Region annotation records

---+---

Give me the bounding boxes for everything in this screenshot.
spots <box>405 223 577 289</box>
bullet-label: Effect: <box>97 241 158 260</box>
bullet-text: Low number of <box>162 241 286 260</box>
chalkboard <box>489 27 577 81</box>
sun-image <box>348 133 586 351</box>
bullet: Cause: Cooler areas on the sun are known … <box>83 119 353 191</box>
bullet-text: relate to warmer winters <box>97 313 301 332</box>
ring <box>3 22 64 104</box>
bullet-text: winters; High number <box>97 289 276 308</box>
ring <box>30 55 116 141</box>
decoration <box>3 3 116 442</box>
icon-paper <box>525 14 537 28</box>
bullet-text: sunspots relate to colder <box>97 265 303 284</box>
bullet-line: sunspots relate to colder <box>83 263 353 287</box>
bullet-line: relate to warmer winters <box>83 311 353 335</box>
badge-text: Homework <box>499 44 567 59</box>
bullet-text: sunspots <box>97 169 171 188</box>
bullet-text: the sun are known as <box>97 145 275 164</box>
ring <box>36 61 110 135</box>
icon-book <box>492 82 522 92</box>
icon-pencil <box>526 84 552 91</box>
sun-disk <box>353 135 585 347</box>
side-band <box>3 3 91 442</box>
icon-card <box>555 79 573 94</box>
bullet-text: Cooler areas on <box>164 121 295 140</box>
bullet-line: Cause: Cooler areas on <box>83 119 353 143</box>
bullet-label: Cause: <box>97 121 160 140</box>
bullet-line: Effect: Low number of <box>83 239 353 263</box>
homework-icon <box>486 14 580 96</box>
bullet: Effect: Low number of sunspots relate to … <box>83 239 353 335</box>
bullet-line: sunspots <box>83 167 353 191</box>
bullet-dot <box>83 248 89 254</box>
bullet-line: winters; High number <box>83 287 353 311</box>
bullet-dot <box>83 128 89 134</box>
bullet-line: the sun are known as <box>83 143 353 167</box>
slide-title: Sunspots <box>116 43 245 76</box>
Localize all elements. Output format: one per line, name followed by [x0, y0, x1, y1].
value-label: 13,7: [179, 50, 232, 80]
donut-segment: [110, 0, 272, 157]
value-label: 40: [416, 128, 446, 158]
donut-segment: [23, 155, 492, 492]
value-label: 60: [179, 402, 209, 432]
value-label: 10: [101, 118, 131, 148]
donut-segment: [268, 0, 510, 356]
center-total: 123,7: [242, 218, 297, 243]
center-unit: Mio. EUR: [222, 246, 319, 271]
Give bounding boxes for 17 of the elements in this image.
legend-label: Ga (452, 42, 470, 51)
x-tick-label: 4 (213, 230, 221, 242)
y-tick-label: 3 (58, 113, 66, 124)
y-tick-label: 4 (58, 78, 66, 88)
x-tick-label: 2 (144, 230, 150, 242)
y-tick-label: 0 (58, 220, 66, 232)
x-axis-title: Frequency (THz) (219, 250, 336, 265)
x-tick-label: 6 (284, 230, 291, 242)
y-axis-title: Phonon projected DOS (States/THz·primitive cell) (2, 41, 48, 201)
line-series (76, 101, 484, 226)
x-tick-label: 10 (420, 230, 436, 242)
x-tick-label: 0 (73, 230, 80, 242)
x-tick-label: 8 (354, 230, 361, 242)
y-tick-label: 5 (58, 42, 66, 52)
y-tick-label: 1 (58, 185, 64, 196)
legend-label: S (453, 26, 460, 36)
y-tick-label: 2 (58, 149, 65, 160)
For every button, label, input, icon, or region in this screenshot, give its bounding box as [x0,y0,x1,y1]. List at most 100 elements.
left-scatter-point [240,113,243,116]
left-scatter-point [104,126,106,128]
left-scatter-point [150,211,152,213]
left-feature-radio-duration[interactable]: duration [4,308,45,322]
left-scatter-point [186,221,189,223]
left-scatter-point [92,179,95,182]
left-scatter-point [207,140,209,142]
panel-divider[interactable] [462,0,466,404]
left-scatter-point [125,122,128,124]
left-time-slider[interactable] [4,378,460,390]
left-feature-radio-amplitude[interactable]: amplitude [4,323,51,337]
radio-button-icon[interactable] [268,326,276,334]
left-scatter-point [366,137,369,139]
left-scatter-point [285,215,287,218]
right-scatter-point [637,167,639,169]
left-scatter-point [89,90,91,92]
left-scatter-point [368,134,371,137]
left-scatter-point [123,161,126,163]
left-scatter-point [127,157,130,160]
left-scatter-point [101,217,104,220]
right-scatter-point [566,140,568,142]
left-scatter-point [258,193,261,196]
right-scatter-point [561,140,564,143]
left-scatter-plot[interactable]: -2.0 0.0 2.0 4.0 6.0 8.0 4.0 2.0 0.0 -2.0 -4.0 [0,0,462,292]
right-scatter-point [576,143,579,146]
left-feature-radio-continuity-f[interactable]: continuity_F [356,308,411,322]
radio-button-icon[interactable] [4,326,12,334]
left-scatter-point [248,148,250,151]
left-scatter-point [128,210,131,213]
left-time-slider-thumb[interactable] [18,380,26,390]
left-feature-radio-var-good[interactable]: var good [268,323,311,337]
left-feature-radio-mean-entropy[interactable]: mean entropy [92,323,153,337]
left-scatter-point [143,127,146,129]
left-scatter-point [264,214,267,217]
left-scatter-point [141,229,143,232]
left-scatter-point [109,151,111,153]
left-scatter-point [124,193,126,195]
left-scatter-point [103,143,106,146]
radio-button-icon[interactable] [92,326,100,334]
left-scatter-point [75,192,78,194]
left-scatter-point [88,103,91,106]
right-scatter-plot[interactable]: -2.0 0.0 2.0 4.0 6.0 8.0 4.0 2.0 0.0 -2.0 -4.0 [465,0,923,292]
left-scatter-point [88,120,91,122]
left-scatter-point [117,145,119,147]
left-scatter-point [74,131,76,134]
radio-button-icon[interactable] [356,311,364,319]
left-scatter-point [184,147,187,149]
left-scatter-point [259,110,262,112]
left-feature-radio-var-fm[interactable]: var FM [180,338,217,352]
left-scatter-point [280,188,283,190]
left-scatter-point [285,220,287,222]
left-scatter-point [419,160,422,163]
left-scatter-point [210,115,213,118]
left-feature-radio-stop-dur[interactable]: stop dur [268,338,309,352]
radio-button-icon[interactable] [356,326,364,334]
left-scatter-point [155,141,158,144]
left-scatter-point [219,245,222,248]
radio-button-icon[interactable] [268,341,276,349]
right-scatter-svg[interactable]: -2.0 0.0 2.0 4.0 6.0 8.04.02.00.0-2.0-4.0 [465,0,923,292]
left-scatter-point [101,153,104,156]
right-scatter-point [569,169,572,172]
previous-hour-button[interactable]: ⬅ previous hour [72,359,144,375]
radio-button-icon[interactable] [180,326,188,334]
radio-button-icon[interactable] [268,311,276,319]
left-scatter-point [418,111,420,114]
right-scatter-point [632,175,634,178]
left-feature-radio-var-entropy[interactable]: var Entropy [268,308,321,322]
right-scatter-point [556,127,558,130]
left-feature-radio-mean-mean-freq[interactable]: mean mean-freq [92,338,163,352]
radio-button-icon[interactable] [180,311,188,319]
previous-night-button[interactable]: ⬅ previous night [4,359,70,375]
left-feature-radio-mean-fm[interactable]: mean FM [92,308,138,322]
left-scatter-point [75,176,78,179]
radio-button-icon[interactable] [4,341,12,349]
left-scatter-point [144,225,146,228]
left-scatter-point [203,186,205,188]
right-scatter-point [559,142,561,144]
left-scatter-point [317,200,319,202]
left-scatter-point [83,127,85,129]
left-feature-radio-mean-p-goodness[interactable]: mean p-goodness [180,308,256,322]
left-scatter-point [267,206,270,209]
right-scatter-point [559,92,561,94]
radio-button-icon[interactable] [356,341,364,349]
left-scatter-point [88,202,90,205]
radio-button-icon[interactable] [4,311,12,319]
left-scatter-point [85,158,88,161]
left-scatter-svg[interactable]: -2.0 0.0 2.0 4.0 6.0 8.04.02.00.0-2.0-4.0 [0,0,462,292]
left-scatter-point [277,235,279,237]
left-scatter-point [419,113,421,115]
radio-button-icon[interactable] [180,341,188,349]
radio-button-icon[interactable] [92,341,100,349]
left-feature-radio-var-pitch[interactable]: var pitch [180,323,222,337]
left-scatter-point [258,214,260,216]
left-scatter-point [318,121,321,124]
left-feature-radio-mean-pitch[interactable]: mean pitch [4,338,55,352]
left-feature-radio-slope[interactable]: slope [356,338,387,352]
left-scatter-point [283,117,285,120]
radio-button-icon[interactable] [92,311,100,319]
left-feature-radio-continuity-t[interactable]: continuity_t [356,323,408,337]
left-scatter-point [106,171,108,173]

---+---

## Exercise aim
Convert the lines from the start of the records up to and including the line containing "bullet-text: sunspots relate" into a JSON list of strings, one string per line, with blank lines omitted.

## Finished task
[
  "Give me the bounding boxes for everything in this screenshot.",
  "spots <box>405 223 577 289</box>",
  "bullet-label: Effect: <box>97 241 158 260</box>",
  "bullet-text: Low number of <box>162 241 286 260</box>",
  "chalkboard <box>489 27 577 81</box>",
  "sun-image <box>348 133 586 351</box>",
  "bullet: Cause: Cooler areas on the sun are known … <box>83 119 353 191</box>",
  "bullet-text: relate to warmer winters <box>97 313 301 332</box>",
  "ring <box>3 22 64 104</box>",
  "bullet-text: winters; High number <box>97 289 276 308</box>",
  "ring <box>30 55 116 141</box>",
  "decoration <box>3 3 116 442</box>",
  "icon-paper <box>525 14 537 28</box>",
  "bullet-text: sunspots relate to colder <box>97 265 303 284</box>"
]